▶ [Exercise details]: Everything in the listing except the pictures should be written out exactly.
━━━━━━━━━━━━━━━━
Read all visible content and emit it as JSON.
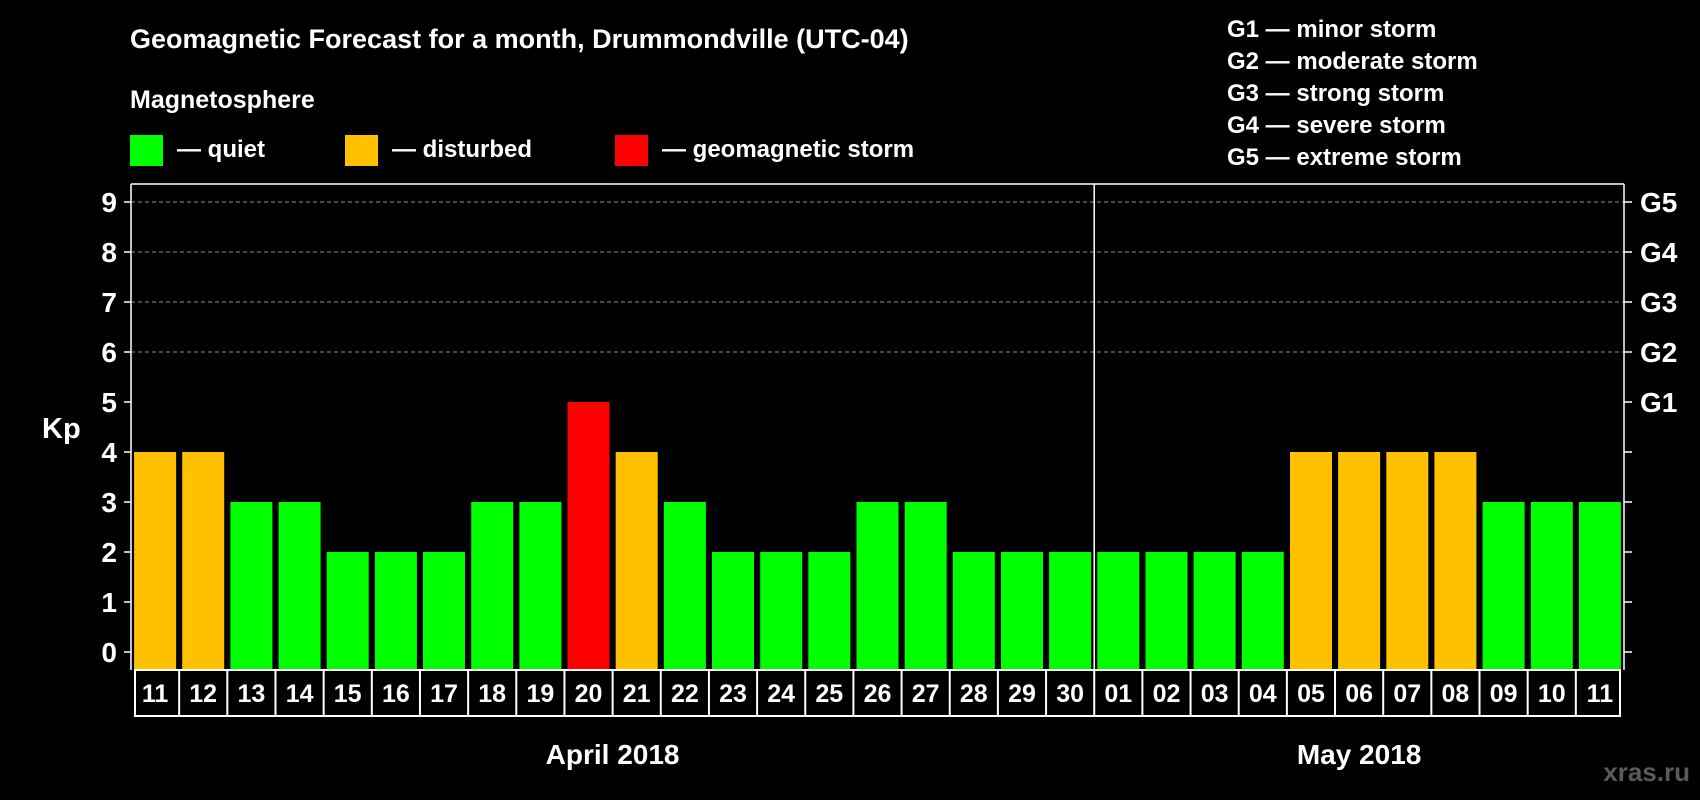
{
  "title": "Geomagnetic Forecast for a month, Drummondville (UTC-04)",
  "legend_heading": "Magnetosphere",
  "legend": [
    {
      "label": "— quiet",
      "color": "#00ff00"
    },
    {
      "label": "— disturbed",
      "color": "#ffc000"
    },
    {
      "label": "— geomagnetic storm",
      "color": "#ff0000"
    }
  ],
  "storm_scale": [
    "G1 — minor storm",
    "G2 — moderate storm",
    "G3 — strong storm",
    "G4 — severe storm",
    "G5 — extreme storm"
  ],
  "watermark": "xras.ru",
  "colors": {
    "background": "#000000",
    "quiet": "#00ff00",
    "disturbed": "#ffc000",
    "storm": "#ff0000",
    "axis": "#ffffff",
    "grid": "#8c8c8c"
  },
  "chart_data": {
    "type": "bar",
    "ylabel": "Kp",
    "ylim": [
      0,
      9
    ],
    "yticks": [
      0,
      1,
      2,
      3,
      4,
      5,
      6,
      7,
      8,
      9
    ],
    "right_axis_labels": [
      {
        "kp": 5,
        "label": "G1"
      },
      {
        "kp": 6,
        "label": "G2"
      },
      {
        "kp": 7,
        "label": "G3"
      },
      {
        "kp": 8,
        "label": "G4"
      },
      {
        "kp": 9,
        "label": "G5"
      }
    ],
    "grid_lines_at": [
      6,
      7,
      8,
      9
    ],
    "categories": [
      "11",
      "12",
      "13",
      "14",
      "15",
      "16",
      "17",
      "18",
      "19",
      "20",
      "21",
      "22",
      "23",
      "24",
      "25",
      "26",
      "27",
      "28",
      "29",
      "30",
      "01",
      "02",
      "03",
      "04",
      "05",
      "06",
      "07",
      "08",
      "09",
      "10",
      "11"
    ],
    "values": [
      4,
      4,
      3,
      3,
      2,
      2,
      2,
      3,
      3,
      5,
      4,
      3,
      2,
      2,
      2,
      3,
      3,
      2,
      2,
      2,
      2,
      2,
      2,
      2,
      4,
      4,
      4,
      4,
      3,
      3,
      3
    ],
    "months": [
      {
        "label": "April 2018",
        "start_index": 0,
        "end_index": 19
      },
      {
        "label": "May 2018",
        "start_index": 20,
        "end_index": 30
      }
    ]
  }
}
━━━━━━━━━━━━━━━━
▶ [Solution below]:
Read all visible content and emit it as JSON.
{
  "title": "Geomagnetic Forecast for a month, Drummondville (UTC-04)",
  "legend_heading": "Magnetosphere",
  "legend": [
    {
      "label": "— quiet",
      "color": "#00ff00"
    },
    {
      "label": "— disturbed",
      "color": "#ffc000"
    },
    {
      "label": "— geomagnetic storm",
      "color": "#ff0000"
    }
  ],
  "storm_scale": [
    "G1 — minor storm",
    "G2 — moderate storm",
    "G3 — strong storm",
    "G4 — severe storm",
    "G5 — extreme storm"
  ],
  "watermark": "xras.ru",
  "colors": {
    "background": "#000000",
    "quiet": "#00ff00",
    "disturbed": "#ffc000",
    "storm": "#ff0000",
    "axis": "#ffffff",
    "grid": "#8c8c8c"
  },
  "chart_data": {
    "type": "bar",
    "ylabel": "Kp",
    "ylim": [
      0,
      9
    ],
    "yticks": [
      0,
      1,
      2,
      3,
      4,
      5,
      6,
      7,
      8,
      9
    ],
    "right_axis_labels": [
      {
        "kp": 5,
        "label": "G1"
      },
      {
        "kp": 6,
        "label": "G2"
      },
      {
        "kp": 7,
        "label": "G3"
      },
      {
        "kp": 8,
        "label": "G4"
      },
      {
        "kp": 9,
        "label": "G5"
      }
    ],
    "grid_lines_at": [
      6,
      7,
      8,
      9
    ],
    "categories": [
      "11",
      "12",
      "13",
      "14",
      "15",
      "16",
      "17",
      "18",
      "19",
      "20",
      "21",
      "22",
      "23",
      "24",
      "25",
      "26",
      "27",
      "28",
      "29",
      "30",
      "01",
      "02",
      "03",
      "04",
      "05",
      "06",
      "07",
      "08",
      "09",
      "10",
      "11"
    ],
    "values": [
      4,
      4,
      3,
      3,
      2,
      2,
      2,
      3,
      3,
      5,
      4,
      3,
      2,
      2,
      2,
      3,
      3,
      2,
      2,
      2,
      2,
      2,
      2,
      2,
      4,
      4,
      4,
      4,
      3,
      3,
      3
    ],
    "months": [
      {
        "label": "April 2018",
        "start_index": 0,
        "end_index": 19
      },
      {
        "label": "May 2018",
        "start_index": 20,
        "end_index": 30
      }
    ]
  }
}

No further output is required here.